== TASK DIRECTIONS ==
Take the entries below and reproduce them word for word.

== Collected data entries ==

· · · · · · ·

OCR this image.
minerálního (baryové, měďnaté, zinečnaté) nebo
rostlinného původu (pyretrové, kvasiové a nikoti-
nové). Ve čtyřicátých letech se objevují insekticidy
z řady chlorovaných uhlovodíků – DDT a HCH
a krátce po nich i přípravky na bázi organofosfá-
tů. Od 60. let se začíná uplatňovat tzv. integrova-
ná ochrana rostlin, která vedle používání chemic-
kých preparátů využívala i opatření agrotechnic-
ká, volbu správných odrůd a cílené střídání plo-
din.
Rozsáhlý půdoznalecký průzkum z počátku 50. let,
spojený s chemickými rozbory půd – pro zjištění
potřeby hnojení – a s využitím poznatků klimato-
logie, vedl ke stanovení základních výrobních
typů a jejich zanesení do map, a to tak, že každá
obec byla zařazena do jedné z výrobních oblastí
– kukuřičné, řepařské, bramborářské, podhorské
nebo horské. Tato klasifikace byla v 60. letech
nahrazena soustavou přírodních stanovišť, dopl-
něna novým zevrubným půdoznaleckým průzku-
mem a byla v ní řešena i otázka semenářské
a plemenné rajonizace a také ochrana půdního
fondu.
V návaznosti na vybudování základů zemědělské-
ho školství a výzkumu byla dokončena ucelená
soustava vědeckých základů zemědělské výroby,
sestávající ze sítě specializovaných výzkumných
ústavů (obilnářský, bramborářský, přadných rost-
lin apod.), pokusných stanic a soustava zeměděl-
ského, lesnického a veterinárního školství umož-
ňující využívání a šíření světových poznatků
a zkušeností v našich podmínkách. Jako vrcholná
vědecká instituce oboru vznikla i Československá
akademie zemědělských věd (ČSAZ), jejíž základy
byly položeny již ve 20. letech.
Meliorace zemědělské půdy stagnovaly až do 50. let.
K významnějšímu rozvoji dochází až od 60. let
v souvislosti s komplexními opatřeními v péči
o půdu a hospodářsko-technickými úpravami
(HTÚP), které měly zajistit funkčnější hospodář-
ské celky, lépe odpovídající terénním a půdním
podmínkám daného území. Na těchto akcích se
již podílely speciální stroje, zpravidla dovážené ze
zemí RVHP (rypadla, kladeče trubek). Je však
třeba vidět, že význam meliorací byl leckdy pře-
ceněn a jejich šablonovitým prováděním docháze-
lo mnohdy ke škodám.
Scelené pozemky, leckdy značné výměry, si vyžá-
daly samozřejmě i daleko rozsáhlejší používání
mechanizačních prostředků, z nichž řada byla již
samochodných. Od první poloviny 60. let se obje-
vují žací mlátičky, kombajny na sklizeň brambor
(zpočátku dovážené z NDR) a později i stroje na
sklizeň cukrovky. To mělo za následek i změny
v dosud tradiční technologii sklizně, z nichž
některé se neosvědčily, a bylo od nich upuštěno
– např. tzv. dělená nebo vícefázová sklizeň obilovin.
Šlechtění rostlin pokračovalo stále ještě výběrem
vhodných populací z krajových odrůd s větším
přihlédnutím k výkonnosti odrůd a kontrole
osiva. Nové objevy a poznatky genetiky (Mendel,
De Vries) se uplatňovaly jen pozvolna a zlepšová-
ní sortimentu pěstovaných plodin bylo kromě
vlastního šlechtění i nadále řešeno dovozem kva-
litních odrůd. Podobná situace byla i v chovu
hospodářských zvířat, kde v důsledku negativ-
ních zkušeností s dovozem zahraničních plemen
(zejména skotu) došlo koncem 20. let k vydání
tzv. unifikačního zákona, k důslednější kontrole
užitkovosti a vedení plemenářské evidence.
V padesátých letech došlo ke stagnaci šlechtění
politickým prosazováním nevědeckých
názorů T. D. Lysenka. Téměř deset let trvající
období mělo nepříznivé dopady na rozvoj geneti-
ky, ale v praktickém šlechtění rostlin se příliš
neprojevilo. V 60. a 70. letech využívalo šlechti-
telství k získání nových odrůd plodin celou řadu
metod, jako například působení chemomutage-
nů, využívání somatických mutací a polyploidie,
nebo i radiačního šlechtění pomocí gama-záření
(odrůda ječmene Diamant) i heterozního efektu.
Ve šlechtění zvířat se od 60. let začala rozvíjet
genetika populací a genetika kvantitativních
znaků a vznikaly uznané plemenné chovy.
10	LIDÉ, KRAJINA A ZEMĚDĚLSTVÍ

· · · · · · ·

== SOLUTION TO THE PROBLEM ==
OCR this image.
minerálního (baryové, měďnaté, zinečnaté) nebo
rostlinného původu (pyretrové, kvasiové a nikoti-
nové). Ve čtyřicátých letech se objevují insekticidy
z řady chlorovaných uhlovodíků – DDT a HCH
a krátce po nich i přípravky na bázi organofosfá-
tů. Od 60. let se začíná uplatňovat tzv. integrova-
ná ochrana rostlin, která vedle používání chemic-
kých preparátů využívala i opatření agrotechnic-
ká, volbu správných odrůd a cílené střídání plo-
din.
Rozsáhlý půdoznalecký průzkum z počátku 50. let,
spojený s chemickými rozbory půd – pro zjištění
potřeby hnojení – a s využitím poznatků klimato-
logie, vedl ke stanovení základních výrobních
typů a jejich zanesení do map, a to tak, že každá
obec byla zařazena do jedné z výrobních oblastí
– kukuřičné, řepařské, bramborářské, podhorské
nebo horské. Tato klasifikace byla v 60. letech
nahrazena soustavou přírodních stanovišť, dopl-
něna novým zevrubným půdoznaleckým průzku-
mem a byla v ní řešena i otázka semenářské
a plemenné rajonizace a také ochrana půdního
fondu.
V návaznosti na vybudování základů zemědělské-
ho školství a výzkumu byla dokončena ucelená
soustava vědeckých základů zemědělské výroby,
sestávající ze sítě specializovaných výzkumných
ústavů (obilnářský, bramborářský, přadných rost-
lin apod.), pokusných stanic a soustava zeměděl-
ského, lesnického a veterinárního školství umož-
ňující využívání a šíření světových poznatků
a zkušeností v našich podmínkách. Jako vrcholná
vědecká instituce oboru vznikla i Československá
akademie zemědělských věd (ČSAZ), jejíž základy
byly položeny již ve 20. letech.
Meliorace zemědělské půdy stagnovaly až do 50. let.
K významnějšímu rozvoji dochází až od 60. let
v souvislosti s komplexními opatřeními v péči
o půdu a hospodářsko-technickými úpravami
(HTÚP), které měly zajistit funkčnější hospodář-
ské celky, lépe odpovídající terénním a půdním
podmínkám daného území. Na těchto akcích se
již podílely speciální stroje, zpravidla dovážené ze
zemí RVHP (rypadla, kladeče trubek). Je však
třeba vidět, že význam meliorací byl leckdy pře-
ceněn a jejich šablonovitým prováděním docháze-
lo mnohdy ke škodám.
Scelené pozemky, leckdy značné výměry, si vyžá-
daly samozřejmě i daleko rozsáhlejší používání
mechanizačních prostředků, z nichž řada byla již
samochodných. Od první poloviny 60. let se obje-
vují žací mlátičky, kombajny na sklizeň brambor
(zpočátku dovážené z NDR) a později i stroje na
sklizeň cukrovky. To mělo za následek i změny
v dosud tradiční technologii sklizně, z nichž
některé se neosvědčily, a bylo od nich upuštěno
– např. tzv. dělená nebo vícefázová sklizeň obilovin.
Šlechtění rostlin pokračovalo stále ještě výběrem
vhodných populací z krajových odrůd s větším
přihlédnutím k výkonnosti odrůd a kontrole
osiva. Nové objevy a poznatky genetiky (Mendel,
De Vries) se uplatňovaly jen pozvolna a zlepšová-
ní sortimentu pěstovaných plodin bylo kromě
vlastního šlechtění i nadále řešeno dovozem kva-
litních odrůd. Podobná situace byla i v chovu
hospodářských zvířat, kde v důsledku negativ-
ních zkušeností s dovozem zahraničních plemen
(zejména skotu) došlo koncem 20. let k vydání
tzv. unifikačního zákona, k důslednější kontrole
užitkovosti a vedení plemenářské evidence.
V padesátých letech došlo ke stagnaci šlechtění
politickým prosazováním nevědeckých
názorů T. D. Lysenka. Téměř deset let trvající
období mělo nepříznivé dopady na rozvoj geneti-
ky, ale v praktickém šlechtění rostlin se příliš
neprojevilo. V 60. a 70. letech využívalo šlechti-
telství k získání nových odrůd plodin celou řadu
metod, jako například působení chemomutage-
nů, využívání somatických mutací a polyploidie,
nebo i radiačního šlechtění pomocí gama-záření
(odrůda ječmene Diamant) i heterozního efektu.
Ve šlechtění zvířat se od 60. let začala rozvíjet
genetika populací a genetika kvantitativních
znaků a vznikaly uznané plemenné chovy.
10	LIDÉ, KRAJINA A ZEMĚDĚLSTVÍ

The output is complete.